▶ _Extracted records_
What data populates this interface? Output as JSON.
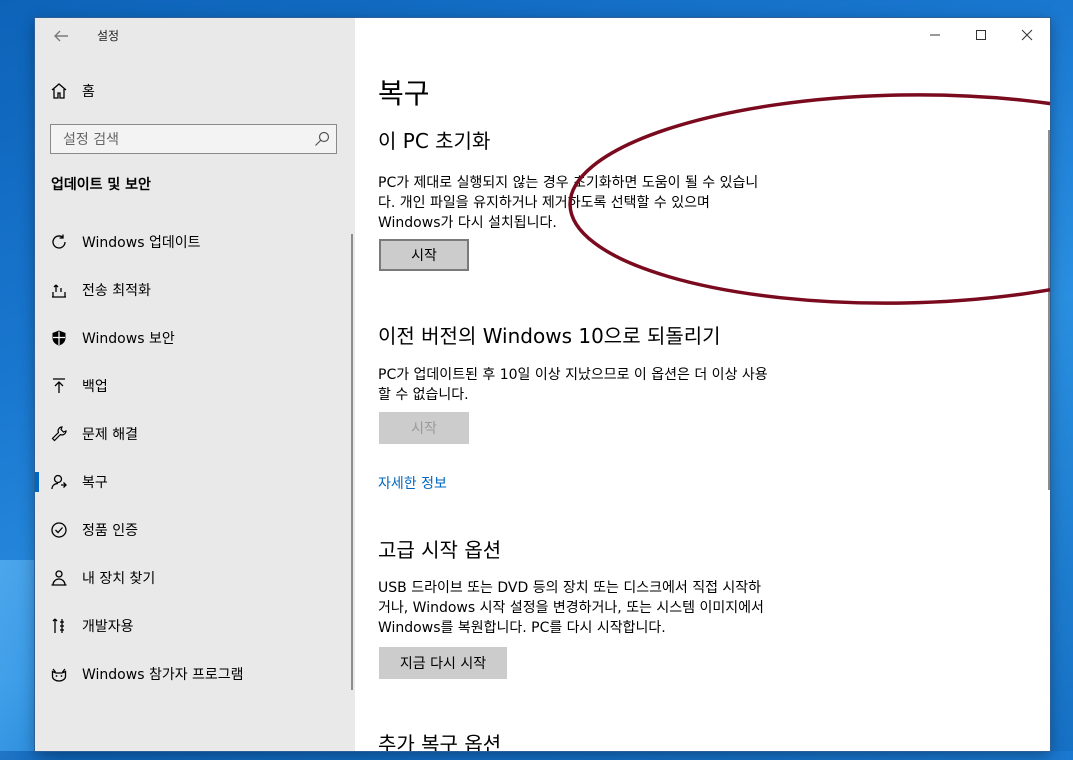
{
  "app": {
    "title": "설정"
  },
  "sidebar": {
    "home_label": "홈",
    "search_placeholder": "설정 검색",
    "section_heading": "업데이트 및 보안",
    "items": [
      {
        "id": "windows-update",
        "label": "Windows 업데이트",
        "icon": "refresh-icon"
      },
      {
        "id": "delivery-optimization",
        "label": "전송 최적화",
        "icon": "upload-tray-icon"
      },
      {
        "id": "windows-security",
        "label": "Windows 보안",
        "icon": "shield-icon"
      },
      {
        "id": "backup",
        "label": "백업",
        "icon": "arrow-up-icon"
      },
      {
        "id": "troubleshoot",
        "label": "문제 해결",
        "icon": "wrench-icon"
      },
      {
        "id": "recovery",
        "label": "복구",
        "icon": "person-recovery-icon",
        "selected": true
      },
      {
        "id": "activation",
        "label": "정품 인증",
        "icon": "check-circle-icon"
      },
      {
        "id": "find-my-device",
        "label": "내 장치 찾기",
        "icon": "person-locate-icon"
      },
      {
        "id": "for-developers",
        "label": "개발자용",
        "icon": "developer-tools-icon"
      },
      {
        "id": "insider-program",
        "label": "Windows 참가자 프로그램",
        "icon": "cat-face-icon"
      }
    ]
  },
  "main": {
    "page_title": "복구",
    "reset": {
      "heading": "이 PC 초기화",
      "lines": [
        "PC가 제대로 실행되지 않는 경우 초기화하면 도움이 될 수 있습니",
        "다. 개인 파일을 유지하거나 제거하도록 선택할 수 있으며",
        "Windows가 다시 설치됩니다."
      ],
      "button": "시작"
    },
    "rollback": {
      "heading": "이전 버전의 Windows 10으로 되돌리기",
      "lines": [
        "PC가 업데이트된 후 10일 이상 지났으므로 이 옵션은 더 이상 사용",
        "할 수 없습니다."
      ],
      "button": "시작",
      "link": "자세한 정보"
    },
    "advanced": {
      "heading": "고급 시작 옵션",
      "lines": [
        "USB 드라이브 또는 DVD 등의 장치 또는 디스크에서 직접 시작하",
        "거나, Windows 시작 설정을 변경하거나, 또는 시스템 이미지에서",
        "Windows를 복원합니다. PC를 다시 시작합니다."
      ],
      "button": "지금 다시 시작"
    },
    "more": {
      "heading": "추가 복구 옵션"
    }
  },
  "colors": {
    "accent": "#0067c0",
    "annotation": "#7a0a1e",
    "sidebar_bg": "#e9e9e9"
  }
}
---
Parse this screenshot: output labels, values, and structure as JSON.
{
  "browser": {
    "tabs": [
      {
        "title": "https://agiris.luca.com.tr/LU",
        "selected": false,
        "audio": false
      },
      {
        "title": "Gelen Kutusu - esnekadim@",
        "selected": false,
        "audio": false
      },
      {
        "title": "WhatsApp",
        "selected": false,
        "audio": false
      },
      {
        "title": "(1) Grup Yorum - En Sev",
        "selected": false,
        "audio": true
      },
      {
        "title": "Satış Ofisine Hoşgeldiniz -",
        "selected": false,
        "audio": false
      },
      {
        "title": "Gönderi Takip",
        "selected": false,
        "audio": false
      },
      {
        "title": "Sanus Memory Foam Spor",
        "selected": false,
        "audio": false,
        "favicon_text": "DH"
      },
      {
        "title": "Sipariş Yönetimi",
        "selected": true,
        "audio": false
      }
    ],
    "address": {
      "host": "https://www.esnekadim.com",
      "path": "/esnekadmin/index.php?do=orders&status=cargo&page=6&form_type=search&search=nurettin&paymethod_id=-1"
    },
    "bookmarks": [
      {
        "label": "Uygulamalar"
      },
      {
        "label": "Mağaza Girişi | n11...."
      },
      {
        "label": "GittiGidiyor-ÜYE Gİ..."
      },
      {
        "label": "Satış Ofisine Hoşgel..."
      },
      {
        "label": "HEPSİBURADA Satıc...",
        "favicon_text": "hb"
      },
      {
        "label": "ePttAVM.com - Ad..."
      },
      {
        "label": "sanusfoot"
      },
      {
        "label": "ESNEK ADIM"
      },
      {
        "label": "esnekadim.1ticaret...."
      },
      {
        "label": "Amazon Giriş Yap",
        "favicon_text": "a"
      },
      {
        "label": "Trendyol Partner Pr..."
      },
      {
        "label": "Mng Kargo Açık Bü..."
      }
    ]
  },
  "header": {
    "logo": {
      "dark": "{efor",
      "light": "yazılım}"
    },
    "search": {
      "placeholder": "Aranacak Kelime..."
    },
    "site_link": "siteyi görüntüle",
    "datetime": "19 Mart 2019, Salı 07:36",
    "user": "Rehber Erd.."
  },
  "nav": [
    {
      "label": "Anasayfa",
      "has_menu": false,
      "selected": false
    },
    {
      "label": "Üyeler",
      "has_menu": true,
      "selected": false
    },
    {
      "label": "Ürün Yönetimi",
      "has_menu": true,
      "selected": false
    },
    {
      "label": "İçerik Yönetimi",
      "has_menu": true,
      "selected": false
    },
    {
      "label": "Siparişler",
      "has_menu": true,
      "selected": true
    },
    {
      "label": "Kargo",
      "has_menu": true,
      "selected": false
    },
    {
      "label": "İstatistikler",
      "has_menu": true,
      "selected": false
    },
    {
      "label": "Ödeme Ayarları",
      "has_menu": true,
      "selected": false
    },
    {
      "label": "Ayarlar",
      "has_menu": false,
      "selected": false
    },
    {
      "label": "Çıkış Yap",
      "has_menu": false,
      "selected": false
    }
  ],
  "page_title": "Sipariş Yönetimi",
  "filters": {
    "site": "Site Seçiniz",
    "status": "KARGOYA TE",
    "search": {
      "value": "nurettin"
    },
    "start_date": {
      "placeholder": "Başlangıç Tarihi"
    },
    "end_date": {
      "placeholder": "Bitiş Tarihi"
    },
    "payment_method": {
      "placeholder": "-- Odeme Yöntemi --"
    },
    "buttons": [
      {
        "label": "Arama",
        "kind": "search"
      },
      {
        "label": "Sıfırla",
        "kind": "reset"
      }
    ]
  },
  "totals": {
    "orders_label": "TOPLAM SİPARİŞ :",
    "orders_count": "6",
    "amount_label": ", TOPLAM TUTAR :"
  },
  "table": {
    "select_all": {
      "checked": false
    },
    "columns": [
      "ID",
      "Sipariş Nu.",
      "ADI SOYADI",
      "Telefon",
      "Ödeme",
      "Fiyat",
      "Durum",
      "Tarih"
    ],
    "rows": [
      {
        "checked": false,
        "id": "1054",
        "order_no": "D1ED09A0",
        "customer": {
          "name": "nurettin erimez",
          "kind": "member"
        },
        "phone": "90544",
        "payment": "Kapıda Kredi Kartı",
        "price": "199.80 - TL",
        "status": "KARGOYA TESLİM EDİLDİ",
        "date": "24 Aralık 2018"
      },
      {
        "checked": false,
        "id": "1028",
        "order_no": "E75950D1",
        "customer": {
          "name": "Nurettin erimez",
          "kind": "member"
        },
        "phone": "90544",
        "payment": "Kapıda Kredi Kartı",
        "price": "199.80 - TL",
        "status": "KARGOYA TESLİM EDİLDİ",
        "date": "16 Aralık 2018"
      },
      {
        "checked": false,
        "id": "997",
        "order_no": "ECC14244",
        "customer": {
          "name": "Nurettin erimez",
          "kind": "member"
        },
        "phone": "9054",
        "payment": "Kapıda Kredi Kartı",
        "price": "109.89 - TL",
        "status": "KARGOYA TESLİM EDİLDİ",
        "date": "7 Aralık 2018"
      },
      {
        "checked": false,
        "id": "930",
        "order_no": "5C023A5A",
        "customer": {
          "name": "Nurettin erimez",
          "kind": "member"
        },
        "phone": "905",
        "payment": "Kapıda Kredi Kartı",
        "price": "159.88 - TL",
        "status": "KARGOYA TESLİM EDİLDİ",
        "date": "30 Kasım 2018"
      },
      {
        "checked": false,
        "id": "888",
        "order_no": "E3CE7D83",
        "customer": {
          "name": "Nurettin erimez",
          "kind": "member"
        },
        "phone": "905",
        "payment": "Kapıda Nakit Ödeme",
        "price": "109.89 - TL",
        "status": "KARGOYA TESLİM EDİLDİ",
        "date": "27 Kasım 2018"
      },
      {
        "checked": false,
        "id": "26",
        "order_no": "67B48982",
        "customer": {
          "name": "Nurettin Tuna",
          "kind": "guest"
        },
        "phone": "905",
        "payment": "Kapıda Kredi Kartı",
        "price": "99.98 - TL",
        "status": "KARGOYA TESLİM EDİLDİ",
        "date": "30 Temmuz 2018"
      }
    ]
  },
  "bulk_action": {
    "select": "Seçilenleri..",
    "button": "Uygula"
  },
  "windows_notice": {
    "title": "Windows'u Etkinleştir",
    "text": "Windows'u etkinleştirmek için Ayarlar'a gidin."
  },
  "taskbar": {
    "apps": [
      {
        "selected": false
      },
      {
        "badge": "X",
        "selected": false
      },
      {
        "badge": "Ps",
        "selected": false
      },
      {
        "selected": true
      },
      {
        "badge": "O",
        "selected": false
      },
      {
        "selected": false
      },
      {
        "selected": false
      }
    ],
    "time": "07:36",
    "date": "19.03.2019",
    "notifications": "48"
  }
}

▶ _EXERCISE BRIEF_
Gather, from the listing above, every line carrying the word "Satış".

▶ _SOLUTION TO THE EXERCISE_
        "title": "Satış Ofisine Hoşgeldiniz -",
        "label": "Satış Ofisine Hoşgel..."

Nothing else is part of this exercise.